* Begin Passage provided *

Oct 30, 2015 at 7:18 AM Post #4,761 of 5,671
  I'm glad you did resolved it!
 
Anyway, what about R8 and R25? Are you sure are not the correct values? If so, you should probably replace those with the correct values resistors.

I am not sure my multimeter is reading them correctly. I will measure with a different multimeter later and see if they need to be replaced.
 
Oct 30, 2015 at 9:49 AM Post #4,763 of 5,671
If you measure a resistor in-circuit, it's quite possible and even likely that you will get an INCORRECT value. (Depending on the circuitry involved, and your meter, it's also possible to damage the circuitry itself.) Some meters have what's called a "low power ohms scale" - if so, then using this would make it more likely that you would get correct readings, and less likely that you would damage something, but it's still not a great idea to measure resistors in-circuit unless you specifically know that it's OK in the particular device you're testing.
 
Quote:
  Did u measure them in the circuit or out of the circuit??
 
A.

 
Oct 30, 2015 at 10:58 AM Post #4,764 of 5,671
  Of course Hifiman is going to recommend their own amplifiers for it: it's called business! I find it interesting, though, what your rationale is behind:

....but usually planars need the right voltage/amperage ratio to be driven correctly. Usually tubes or J-FET diamond buffers can do that properly, but I doubt that 2 paralleled NJM4556 can do it perfectly, especially for the HE6 planars, despite the fact that O2 has enough voltage and current to drive them.
 
If it can supply enough voltage and current, and provide more than decent distortion figures and slew rates, what's the problem with it? The prototype might've needed 5W to go loud, but at 5W, the production one could go up to ~120 dB.

 
Exactly.... a lot of people seem to be confused about the relationship between voltage, current, and power.
 
When you see something like "the impedance is 50 ohms and it needs 2 watts to reach 110 dB", what you need to do is to calculate the voltage and current it would take to produce 2 watts INTO THAT LOAD, and, if the amp can deliver BOTH ENOUGH VOLTAGE AND ENOUGH CURRENT to reach that level, then it should be fine.

* End Passage provided *
* Begin Records provided *

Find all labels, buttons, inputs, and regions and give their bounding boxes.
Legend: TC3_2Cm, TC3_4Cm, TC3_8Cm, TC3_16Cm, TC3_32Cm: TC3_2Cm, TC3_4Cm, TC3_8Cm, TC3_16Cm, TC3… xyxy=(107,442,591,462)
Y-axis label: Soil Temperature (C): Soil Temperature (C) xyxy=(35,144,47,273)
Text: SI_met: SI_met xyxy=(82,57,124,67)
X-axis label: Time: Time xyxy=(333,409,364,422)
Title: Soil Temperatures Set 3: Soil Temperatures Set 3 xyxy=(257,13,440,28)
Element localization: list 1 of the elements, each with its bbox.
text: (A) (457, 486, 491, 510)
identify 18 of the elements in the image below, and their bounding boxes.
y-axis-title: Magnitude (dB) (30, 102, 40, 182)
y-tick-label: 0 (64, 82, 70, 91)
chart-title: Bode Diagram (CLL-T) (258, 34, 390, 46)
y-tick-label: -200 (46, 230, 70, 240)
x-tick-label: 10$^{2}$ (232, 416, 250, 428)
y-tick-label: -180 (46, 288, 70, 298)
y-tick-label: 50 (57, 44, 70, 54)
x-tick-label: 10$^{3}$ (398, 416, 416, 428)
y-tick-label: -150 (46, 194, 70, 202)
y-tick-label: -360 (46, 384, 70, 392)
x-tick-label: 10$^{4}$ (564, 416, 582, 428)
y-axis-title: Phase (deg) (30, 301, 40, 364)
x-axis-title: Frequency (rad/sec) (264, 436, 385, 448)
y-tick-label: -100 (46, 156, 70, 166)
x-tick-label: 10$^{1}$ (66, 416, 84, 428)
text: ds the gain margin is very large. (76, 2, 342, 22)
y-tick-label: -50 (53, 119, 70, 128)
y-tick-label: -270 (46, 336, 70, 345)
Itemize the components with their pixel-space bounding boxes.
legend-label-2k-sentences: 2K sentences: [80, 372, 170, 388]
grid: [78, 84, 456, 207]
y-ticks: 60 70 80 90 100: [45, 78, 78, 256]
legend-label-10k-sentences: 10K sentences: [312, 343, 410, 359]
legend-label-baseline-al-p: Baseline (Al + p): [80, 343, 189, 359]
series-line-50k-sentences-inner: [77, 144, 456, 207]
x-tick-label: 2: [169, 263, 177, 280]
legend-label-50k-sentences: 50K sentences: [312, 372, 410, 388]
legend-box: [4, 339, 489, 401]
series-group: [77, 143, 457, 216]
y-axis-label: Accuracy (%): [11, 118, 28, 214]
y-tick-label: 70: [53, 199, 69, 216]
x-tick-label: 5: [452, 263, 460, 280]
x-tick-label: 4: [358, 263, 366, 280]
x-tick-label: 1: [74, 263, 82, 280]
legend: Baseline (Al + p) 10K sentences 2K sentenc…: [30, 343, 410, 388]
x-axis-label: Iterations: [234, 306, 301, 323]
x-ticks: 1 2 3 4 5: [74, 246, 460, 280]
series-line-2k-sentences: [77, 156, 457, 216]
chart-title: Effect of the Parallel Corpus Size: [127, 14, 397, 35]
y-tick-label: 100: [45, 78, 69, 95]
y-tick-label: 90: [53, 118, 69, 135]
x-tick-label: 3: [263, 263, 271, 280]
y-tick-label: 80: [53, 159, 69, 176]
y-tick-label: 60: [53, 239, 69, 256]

* End Records provided *

▶ Things to do:
**1.** Check each statement against the forum thread and answer yes or no, quoting the words from the thread that settle it.
(a) Measuring a resistor in-circuit can damage the circuitry.
(b) Using a low power ohms scale makes measuring resistors in-circuit a good idea in any device.
(c) At 5W, the production model could reach about 120 dB.
**2.** Render this sentence from the forum thread in Spanish: "I will measure with a different multimeter later and see if they need to be replaced."
**3.** Pick up the forum thread on resistors and amplifier power after its last sentence and keep writing.

▶ Responses by task:
**1.**
(a) Yes: "it's also possible to damage the circuitry itself."
(b) No: "it's still not a great idea to measure resistors in-circuit unless you specifically know that it's OK in the particular device you're testing."
(c) Yes: "at 5W, the production one could go up to ~120 dB."

**2.** Más tarde mediré con otro multímetro y veré si hay que reemplazarlos.

**3.**
 
Remember that most amps have both a voltage limit and a current limit. For example, let's assume I run both a "speaker" amp and a headphone amp using a single 4556 op amp off of a +/- 15V power supply. The 15V power rails limit both to about 8V RMS. However, if the speaker amp is rated to work into 4 ohms, then it can deliver about 2 Amps (2000 mA), while a single 4556 op amp is rated for about 70 mA. If you do the calculations, you will find that, into a pair of 150 ohm headphones, both will deliver the SAME amount of power - because the power will be limited by their output voltage (a pair of 150 ohm headphones will only draw about 50 mA at 8 VRMS; which both the speaker amp and the op amp can deliver easily). However, into an 8 ohm load, the speaker amp can deliver 8 watts, while the 4556 op amp will deliver less than 40 mW (because its 70 mA current limit limits it to delivering that much power into 8 Ohms).
 
The upshot of all this is that.....
 
 - With regular headphones (low to medium impedance, high efficiency), most headphone amps can deliver both enough voltage and enough current to get them to run plenty loudly and sound very good. (They'll get loud and sound good.)
 
- With high impedance headphones (150 ohms, 300 ohms, 600 ohms), most headphone amps can deliver plenty of current, but many amps that run on lower voltage rails can't deliver enough voltage. (They'll sound great but may not get very loud, and you may be able to clip the amp at relatively low output levels, although there's a good chance you'll peg the volume control and it may just not get very loud).
 
- With low efficiency planars (usually low to medium impedance), most amplifiers would deliver plenty of voltage, but you often need a "speaker amp" or a specially designed headphone amp to deliver enough CURRENT to drive them satisfactorily. (And a headphone amp that can't deliver enough current will sound fine at very low levels, but will clip very easily.) Headphone amps that use op amps like the 4556 will NOT deliver enough current to run low efficiency planars.
 
- High efficiency planars have pretty much the same requirements as regular headphones.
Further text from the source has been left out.